◆ EXERCISE ◆
Keep the wording of each record exactly the same when you repeat it, and leave out pictures.

>> BEGIN GIVEN DATA

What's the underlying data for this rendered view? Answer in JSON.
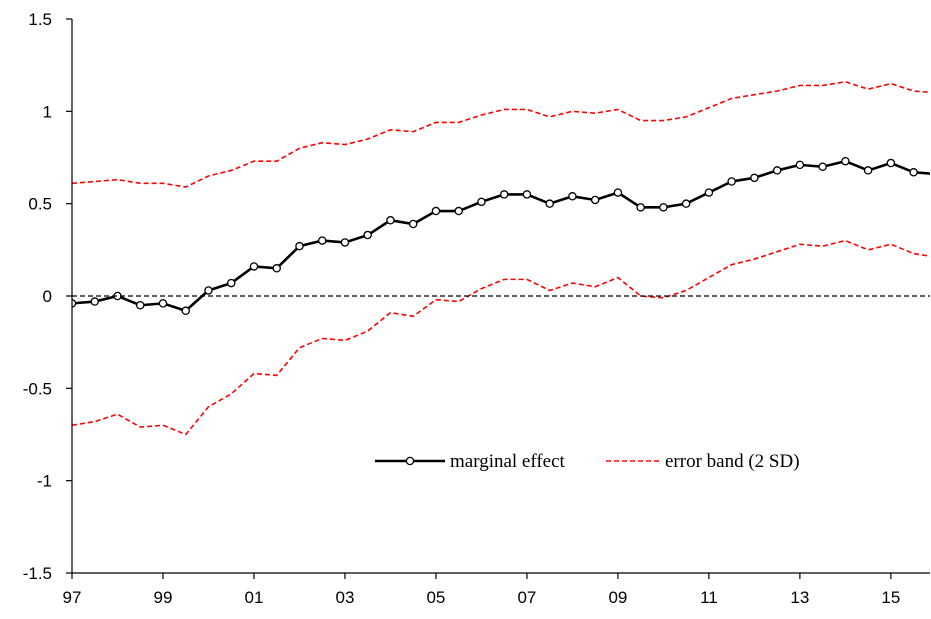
{
  "chart_data": {
    "type": "line",
    "x": [
      1997,
      1997.5,
      1998,
      1998.5,
      1999,
      1999.5,
      2000,
      2000.5,
      2001,
      2001.5,
      2002,
      2002.5,
      2003,
      2003.5,
      2004,
      2004.5,
      2005,
      2005.5,
      2006,
      2006.5,
      2007,
      2007.5,
      2008,
      2008.5,
      2009,
      2009.5,
      2010,
      2010.5,
      2011,
      2011.5,
      2012,
      2012.5,
      2013,
      2013.5,
      2014,
      2014.5,
      2015,
      2015.5,
      2016
    ],
    "series": [
      {
        "name": "marginal effect",
        "color": "#000000",
        "dash": "solid",
        "markers": true,
        "values": [
          -0.04,
          -0.03,
          0.0,
          -0.05,
          -0.04,
          -0.08,
          0.03,
          0.07,
          0.16,
          0.15,
          0.27,
          0.3,
          0.29,
          0.33,
          0.41,
          0.39,
          0.46,
          0.46,
          0.51,
          0.55,
          0.55,
          0.5,
          0.54,
          0.52,
          0.56,
          0.48,
          0.48,
          0.5,
          0.56,
          0.62,
          0.64,
          0.68,
          0.71,
          0.7,
          0.73,
          0.68,
          0.72,
          0.67,
          0.66
        ]
      },
      {
        "name": "error band (2 SD)",
        "color": "#ff0000",
        "dash": "dashed",
        "markers": false,
        "values": [
          0.61,
          0.62,
          0.63,
          0.61,
          0.61,
          0.59,
          0.65,
          0.68,
          0.73,
          0.73,
          0.8,
          0.83,
          0.82,
          0.85,
          0.9,
          0.89,
          0.94,
          0.94,
          0.98,
          1.01,
          1.01,
          0.97,
          1.0,
          0.99,
          1.01,
          0.95,
          0.95,
          0.97,
          1.02,
          1.07,
          1.09,
          1.11,
          1.14,
          1.14,
          1.16,
          1.12,
          1.15,
          1.11,
          1.1
        ],
        "lower": [
          -0.7,
          -0.68,
          -0.64,
          -0.71,
          -0.7,
          -0.75,
          -0.6,
          -0.53,
          -0.42,
          -0.43,
          -0.28,
          -0.23,
          -0.24,
          -0.19,
          -0.09,
          -0.11,
          -0.02,
          -0.03,
          0.04,
          0.09,
          0.09,
          0.03,
          0.07,
          0.05,
          0.1,
          0.0,
          -0.01,
          0.03,
          0.1,
          0.17,
          0.2,
          0.24,
          0.28,
          0.27,
          0.3,
          0.25,
          0.28,
          0.23,
          0.21
        ]
      }
    ],
    "reference_line": 0,
    "xlim": [
      1997,
      2015.86
    ],
    "xticks": [
      {
        "value": 1997,
        "label": "97"
      },
      {
        "value": 1999,
        "label": "99"
      },
      {
        "value": 2001,
        "label": "01"
      },
      {
        "value": 2003,
        "label": "03"
      },
      {
        "value": 2005,
        "label": "05"
      },
      {
        "value": 2007,
        "label": "07"
      },
      {
        "value": 2009,
        "label": "09"
      },
      {
        "value": 2011,
        "label": "11"
      },
      {
        "value": 2013,
        "label": "13"
      },
      {
        "value": 2015,
        "label": "15"
      }
    ],
    "ylim": [
      -1.5,
      1.5
    ],
    "yticks": [
      -1.5,
      -1,
      -0.5,
      0,
      0.5,
      1,
      1.5
    ]
  }
}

>> END GIVEN DATA

◆ RESPONSE BELOW ◆
What's the underlying data for this rendered view? Answer in JSON.
{
  "chart_data": {
    "type": "line",
    "x": [
      1997,
      1997.5,
      1998,
      1998.5,
      1999,
      1999.5,
      2000,
      2000.5,
      2001,
      2001.5,
      2002,
      2002.5,
      2003,
      2003.5,
      2004,
      2004.5,
      2005,
      2005.5,
      2006,
      2006.5,
      2007,
      2007.5,
      2008,
      2008.5,
      2009,
      2009.5,
      2010,
      2010.5,
      2011,
      2011.5,
      2012,
      2012.5,
      2013,
      2013.5,
      2014,
      2014.5,
      2015,
      2015.5,
      2016
    ],
    "series": [
      {
        "name": "marginal effect",
        "color": "#000000",
        "dash": "solid",
        "markers": true,
        "values": [
          -0.04,
          -0.03,
          0.0,
          -0.05,
          -0.04,
          -0.08,
          0.03,
          0.07,
          0.16,
          0.15,
          0.27,
          0.3,
          0.29,
          0.33,
          0.41,
          0.39,
          0.46,
          0.46,
          0.51,
          0.55,
          0.55,
          0.5,
          0.54,
          0.52,
          0.56,
          0.48,
          0.48,
          0.5,
          0.56,
          0.62,
          0.64,
          0.68,
          0.71,
          0.7,
          0.73,
          0.68,
          0.72,
          0.67,
          0.66
        ]
      },
      {
        "name": "error band (2 SD)",
        "color": "#ff0000",
        "dash": "dashed",
        "markers": false,
        "values": [
          0.61,
          0.62,
          0.63,
          0.61,
          0.61,
          0.59,
          0.65,
          0.68,
          0.73,
          0.73,
          0.8,
          0.83,
          0.82,
          0.85,
          0.9,
          0.89,
          0.94,
          0.94,
          0.98,
          1.01,
          1.01,
          0.97,
          1.0,
          0.99,
          1.01,
          0.95,
          0.95,
          0.97,
          1.02,
          1.07,
          1.09,
          1.11,
          1.14,
          1.14,
          1.16,
          1.12,
          1.15,
          1.11,
          1.1
        ],
        "lower": [
          -0.7,
          -0.68,
          -0.64,
          -0.71,
          -0.7,
          -0.75,
          -0.6,
          -0.53,
          -0.42,
          -0.43,
          -0.28,
          -0.23,
          -0.24,
          -0.19,
          -0.09,
          -0.11,
          -0.02,
          -0.03,
          0.04,
          0.09,
          0.09,
          0.03,
          0.07,
          0.05,
          0.1,
          0.0,
          -0.01,
          0.03,
          0.1,
          0.17,
          0.2,
          0.24,
          0.28,
          0.27,
          0.3,
          0.25,
          0.28,
          0.23,
          0.21
        ]
      }
    ],
    "reference_line": 0,
    "xlim": [
      1997,
      2015.86
    ],
    "xticks": [
      {
        "value": 1997,
        "label": "97"
      },
      {
        "value": 1999,
        "label": "99"
      },
      {
        "value": 2001,
        "label": "01"
      },
      {
        "value": 2003,
        "label": "03"
      },
      {
        "value": 2005,
        "label": "05"
      },
      {
        "value": 2007,
        "label": "07"
      },
      {
        "value": 2009,
        "label": "09"
      },
      {
        "value": 2011,
        "label": "11"
      },
      {
        "value": 2013,
        "label": "13"
      },
      {
        "value": 2015,
        "label": "15"
      }
    ],
    "ylim": [
      -1.5,
      1.5
    ],
    "yticks": [
      -1.5,
      -1,
      -0.5,
      0,
      0.5,
      1,
      1.5
    ]
  }
}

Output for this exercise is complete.